# Exercise details
If an entry below contains an image, drop the image and retype the rest exactly.

# Dataset records
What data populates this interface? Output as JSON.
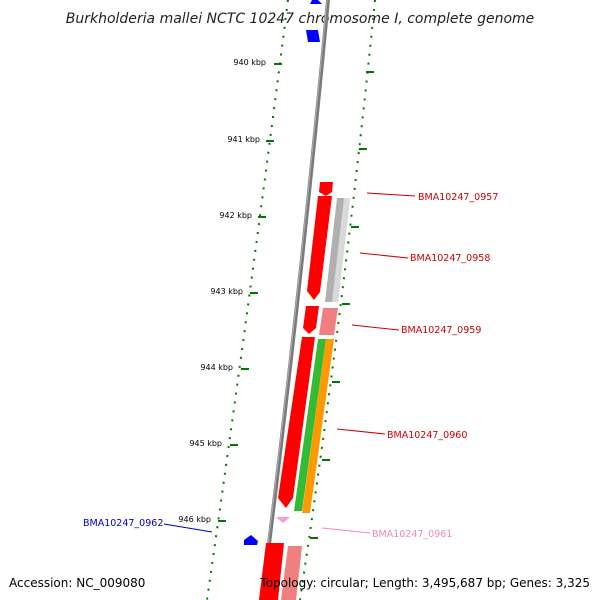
{
  "title": "Burkholderia mallei NCTC 10247 chromosome I, complete genome",
  "accession": "Accession: NC_009080",
  "summary": "Topology: circular; Length: 3,495,687 bp; Genes: 3,325",
  "ruler": {
    "ticks": [
      {
        "label": "940 kbp",
        "kbp": 940
      },
      {
        "label": "941 kbp",
        "kbp": 941
      },
      {
        "label": "942 kbp",
        "kbp": 942
      },
      {
        "label": "943 kbp",
        "kbp": 943
      },
      {
        "label": "944 kbp",
        "kbp": 944
      },
      {
        "label": "945 kbp",
        "kbp": 945
      },
      {
        "label": "946 kbp",
        "kbp": 946
      }
    ]
  },
  "genes": [
    {
      "label": "BMA10247_0957",
      "strand": "forward",
      "color": "#cc0000"
    },
    {
      "label": "BMA10247_0958",
      "strand": "forward",
      "color": "#cc0000"
    },
    {
      "label": "BMA10247_0959",
      "strand": "forward",
      "color": "#cc0000"
    },
    {
      "label": "BMA10247_0960",
      "strand": "forward",
      "color": "#cc0000"
    },
    {
      "label": "BMA10247_0961",
      "strand": "forward",
      "color": "#ee88bb"
    },
    {
      "label": "BMA10247_0962",
      "strand": "reverse",
      "color": "#0000bb"
    }
  ],
  "colors": {
    "backbone": "#808080",
    "tick_marks": "#007700",
    "cds": "#ff0000",
    "cds_light": "#f08080",
    "blast_gray": "#b0b0b0",
    "blast_green": "#33bb33",
    "blast_orange": "#ff9900",
    "reverse_gene": "#0000ff",
    "rna": "#ff99cc"
  }
}
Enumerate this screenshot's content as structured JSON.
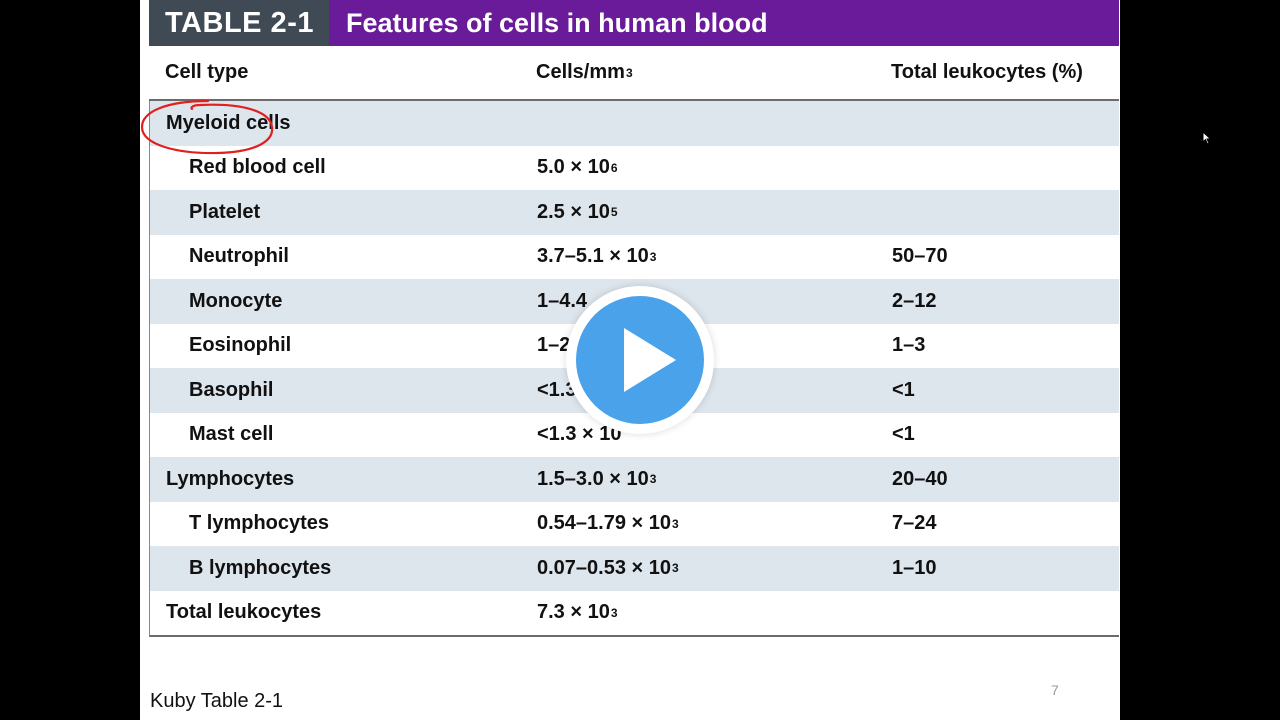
{
  "title": {
    "tag": "TABLE 2-1",
    "text": "Features of cells in human blood"
  },
  "headers": {
    "col1": "Cell type",
    "col2": "Cells/mm",
    "col2_sup": "3",
    "col3": "Total leukocytes (%)"
  },
  "rows": [
    {
      "name": "Myeloid cells",
      "indent": false,
      "shaded": true,
      "count": "",
      "count_sup": "",
      "pct": ""
    },
    {
      "name": "Red blood cell",
      "indent": true,
      "shaded": false,
      "count": "5.0 × 10",
      "count_sup": "6",
      "pct": ""
    },
    {
      "name": "Platelet",
      "indent": true,
      "shaded": true,
      "count": "2.5 × 10",
      "count_sup": "5",
      "pct": ""
    },
    {
      "name": "Neutrophil",
      "indent": true,
      "shaded": false,
      "count": "3.7–5.1 × 10",
      "count_sup": "3",
      "pct": "50–70"
    },
    {
      "name": "Monocyte",
      "indent": true,
      "shaded": true,
      "count": "1–4.4",
      "count_sup": "",
      "pct": "2–12"
    },
    {
      "name": "Eosinophil",
      "indent": true,
      "shaded": false,
      "count": "1–2",
      "count_sup": "",
      "pct": "1–3"
    },
    {
      "name": "Basophil",
      "indent": true,
      "shaded": true,
      "count": "<1.3",
      "count_sup": "",
      "pct": "<1"
    },
    {
      "name": "Mast cell",
      "indent": true,
      "shaded": false,
      "count": "<1.3 × 10",
      "count_sup": "",
      "pct": "<1"
    },
    {
      "name": "Lymphocytes",
      "indent": false,
      "shaded": true,
      "count": "1.5–3.0 × 10",
      "count_sup": "3",
      "pct": "20–40"
    },
    {
      "name": "T lymphocytes",
      "indent": true,
      "shaded": false,
      "count": "0.54–1.79 × 10",
      "count_sup": "3",
      "pct": "7–24"
    },
    {
      "name": "B lymphocytes",
      "indent": true,
      "shaded": true,
      "count": "0.07–0.53 × 10",
      "count_sup": "3",
      "pct": "1–10"
    },
    {
      "name": "Total leukocytes",
      "indent": false,
      "shaded": false,
      "count": "7.3 × 10",
      "count_sup": "3",
      "pct": ""
    }
  ],
  "footer": "Kuby Table 2-1",
  "page_number": "7",
  "colors": {
    "title_tag_bg": "#3f4a55",
    "title_bg": "#6a1b9a",
    "row_shade": "#dde5ed",
    "play_blue": "#4aa3ea",
    "annotation_red": "#e0201e"
  },
  "icons": {
    "play": "play-icon",
    "cursor": "mouse-cursor-icon",
    "annotation": "hand-drawn-circle"
  }
}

# Final answer
What data populates this interface? Output as JSON.
{
  "title": "Burkholderia mallei NCTC 10247 chromosome I, complete genome",
  "accession": "Accession: NC_009080",
  "summary": "Topology: circular; Length: 3,495,687 bp; Genes: 3,325",
  "ruler": {
    "ticks": [
      {
        "label": "940 kbp",
        "kbp": 940
      },
      {
        "label": "941 kbp",
        "kbp": 941
      },
      {
        "label": "942 kbp",
        "kbp": 942
      },
      {
        "label": "943 kbp",
        "kbp": 943
      },
      {
        "label": "944 kbp",
        "kbp": 944
      },
      {
        "label": "945 kbp",
        "kbp": 945
      },
      {
        "label": "946 kbp",
        "kbp": 946
      }
    ]
  },
  "genes": [
    {
      "label": "BMA10247_0957",
      "strand": "forward",
      "color": "#cc0000"
    },
    {
      "label": "BMA10247_0958",
      "strand": "forward",
      "color": "#cc0000"
    },
    {
      "label": "BMA10247_0959",
      "strand": "forward",
      "color": "#cc0000"
    },
    {
      "label": "BMA10247_0960",
      "strand": "forward",
      "color": "#cc0000"
    },
    {
      "label": "BMA10247_0961",
      "strand": "forward",
      "color": "#ee88bb"
    },
    {
      "label": "BMA10247_0962",
      "strand": "reverse",
      "color": "#0000bb"
    }
  ],
  "colors": {
    "backbone": "#808080",
    "tick_marks": "#007700",
    "cds": "#ff0000",
    "cds_light": "#f08080",
    "blast_gray": "#b0b0b0",
    "blast_green": "#33bb33",
    "blast_orange": "#ff9900",
    "reverse_gene": "#0000ff",
    "rna": "#ff99cc"
  }
}
Enumerate this screenshot's content as structured JSON.
{
  "title": {
    "tag": "TABLE 2-1",
    "text": "Features of cells in human blood"
  },
  "headers": {
    "col1": "Cell type",
    "col2": "Cells/mm",
    "col2_sup": "3",
    "col3": "Total leukocytes (%)"
  },
  "rows": [
    {
      "name": "Myeloid cells",
      "indent": false,
      "shaded": true,
      "count": "",
      "count_sup": "",
      "pct": ""
    },
    {
      "name": "Red blood cell",
      "indent": true,
      "shaded": false,
      "count": "5.0 × 10",
      "count_sup": "6",
      "pct": ""
    },
    {
      "name": "Platelet",
      "indent": true,
      "shaded": true,
      "count": "2.5 × 10",
      "count_sup": "5",
      "pct": ""
    },
    {
      "name": "Neutrophil",
      "indent": true,
      "shaded": false,
      "count": "3.7–5.1 × 10",
      "count_sup": "3",
      "pct": "50–70"
    },
    {
      "name": "Monocyte",
      "indent": true,
      "shaded": true,
      "count": "1–4.4",
      "count_sup": "",
      "pct": "2–12"
    },
    {
      "name": "Eosinophil",
      "indent": true,
      "shaded": false,
      "count": "1–2",
      "count_sup": "",
      "pct": "1–3"
    },
    {
      "name": "Basophil",
      "indent": true,
      "shaded": true,
      "count": "<1.3",
      "count_sup": "",
      "pct": "<1"
    },
    {
      "name": "Mast cell",
      "indent": true,
      "shaded": false,
      "count": "<1.3 × 10",
      "count_sup": "",
      "pct": "<1"
    },
    {
      "name": "Lymphocytes",
      "indent": false,
      "shaded": true,
      "count": "1.5–3.0 × 10",
      "count_sup": "3",
      "pct": "20–40"
    },
    {
      "name": "T lymphocytes",
      "indent": true,
      "shaded": false,
      "count": "0.54–1.79 × 10",
      "count_sup": "3",
      "pct": "7–24"
    },
    {
      "name": "B lymphocytes",
      "indent": true,
      "shaded": true,
      "count": "0.07–0.53 × 10",
      "count_sup": "3",
      "pct": "1–10"
    },
    {
      "name": "Total leukocytes",
      "indent": false,
      "shaded": false,
      "count": "7.3 × 10",
      "count_sup": "3",
      "pct": ""
    }
  ],
  "footer": "Kuby Table 2-1",
  "page_number": "7",
  "colors": {
    "title_tag_bg": "#3f4a55",
    "title_bg": "#6a1b9a",
    "row_shade": "#dde5ed",
    "play_blue": "#4aa3ea",
    "annotation_red": "#e0201e"
  },
  "icons": {
    "play": "play-icon",
    "cursor": "mouse-cursor-icon",
    "annotation": "hand-drawn-circle"
  }
}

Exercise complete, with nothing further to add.